» **Given instruction**
Write out the entries below line by line, reproducing every character without change.

───── Supplied records ─────

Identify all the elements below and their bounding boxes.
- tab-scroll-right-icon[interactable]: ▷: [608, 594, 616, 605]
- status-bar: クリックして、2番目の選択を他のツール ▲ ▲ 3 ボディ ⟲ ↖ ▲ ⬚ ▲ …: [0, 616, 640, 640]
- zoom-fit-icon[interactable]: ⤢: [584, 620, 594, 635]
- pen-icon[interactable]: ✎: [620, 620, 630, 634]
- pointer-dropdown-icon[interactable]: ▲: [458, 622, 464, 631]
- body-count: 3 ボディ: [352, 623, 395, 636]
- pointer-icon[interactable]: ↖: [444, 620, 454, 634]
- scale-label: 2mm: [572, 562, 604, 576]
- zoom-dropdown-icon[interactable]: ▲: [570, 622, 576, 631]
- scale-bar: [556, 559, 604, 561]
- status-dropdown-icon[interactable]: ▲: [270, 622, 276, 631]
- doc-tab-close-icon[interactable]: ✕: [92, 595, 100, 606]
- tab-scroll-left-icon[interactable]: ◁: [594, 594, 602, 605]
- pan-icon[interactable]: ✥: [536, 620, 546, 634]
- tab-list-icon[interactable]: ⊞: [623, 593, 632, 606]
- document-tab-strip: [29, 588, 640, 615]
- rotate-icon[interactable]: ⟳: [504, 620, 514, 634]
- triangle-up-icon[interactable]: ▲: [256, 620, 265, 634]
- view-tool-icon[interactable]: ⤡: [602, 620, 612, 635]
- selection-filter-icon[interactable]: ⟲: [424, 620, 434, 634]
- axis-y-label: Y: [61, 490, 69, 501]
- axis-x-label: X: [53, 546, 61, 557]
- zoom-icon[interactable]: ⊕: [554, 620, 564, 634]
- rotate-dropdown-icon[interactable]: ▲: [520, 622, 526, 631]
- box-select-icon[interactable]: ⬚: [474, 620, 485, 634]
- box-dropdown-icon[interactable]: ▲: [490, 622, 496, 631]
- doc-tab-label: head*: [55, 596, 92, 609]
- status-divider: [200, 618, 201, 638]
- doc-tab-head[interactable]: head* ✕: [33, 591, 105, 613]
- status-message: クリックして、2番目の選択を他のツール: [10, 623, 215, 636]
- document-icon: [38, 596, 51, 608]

─────

» **Reply**
Identify all the elements below and their bounding boxes.
- tab-scroll-right-icon[interactable]: ▷: [608, 594, 616, 605]
- status-bar: クリックして、2番目の選択を他のツール ▲ ▲ 3 ボディ ⟲ ↖ ▲ ⬚ ▲ …: [0, 616, 640, 640]
- zoom-fit-icon[interactable]: ⤢: [584, 620, 594, 635]
- pen-icon[interactable]: ✎: [620, 620, 630, 634]
- pointer-dropdown-icon[interactable]: ▲: [458, 622, 464, 631]
- body-count: 3 ボディ: [352, 623, 395, 636]
- pointer-icon[interactable]: ↖: [444, 620, 454, 634]
- scale-label: 2mm: [572, 562, 604, 576]
- zoom-dropdown-icon[interactable]: ▲: [570, 622, 576, 631]
- scale-bar: [556, 559, 604, 561]
- status-dropdown-icon[interactable]: ▲: [270, 622, 276, 631]
- doc-tab-close-icon[interactable]: ✕: [92, 595, 100, 606]
- tab-scroll-left-icon[interactable]: ◁: [594, 594, 602, 605]
- pan-icon[interactable]: ✥: [536, 620, 546, 634]
- tab-list-icon[interactable]: ⊞: [623, 593, 632, 606]
- document-tab-strip: [29, 588, 640, 615]
- rotate-icon[interactable]: ⟳: [504, 620, 514, 634]
- triangle-up-icon[interactable]: ▲: [256, 620, 265, 634]
- view-tool-icon[interactable]: ⤡: [602, 620, 612, 635]
- selection-filter-icon[interactable]: ⟲: [424, 620, 434, 634]
- axis-y-label: Y: [61, 490, 69, 501]
- axis-x-label: X: [53, 546, 61, 557]
- zoom-icon[interactable]: ⊕: [554, 620, 564, 634]
- rotate-dropdown-icon[interactable]: ▲: [520, 622, 526, 631]
- box-select-icon[interactable]: ⬚: [474, 620, 485, 634]
- box-dropdown-icon[interactable]: ▲: [490, 622, 496, 631]
- doc-tab-label: head*: [55, 596, 92, 609]
- status-divider: [200, 618, 201, 638]
- doc-tab-head[interactable]: head* ✕: [33, 591, 105, 613]
- status-message: クリックして、2番目の選択を他のツール: [10, 623, 215, 636]
- document-icon: [38, 596, 51, 608]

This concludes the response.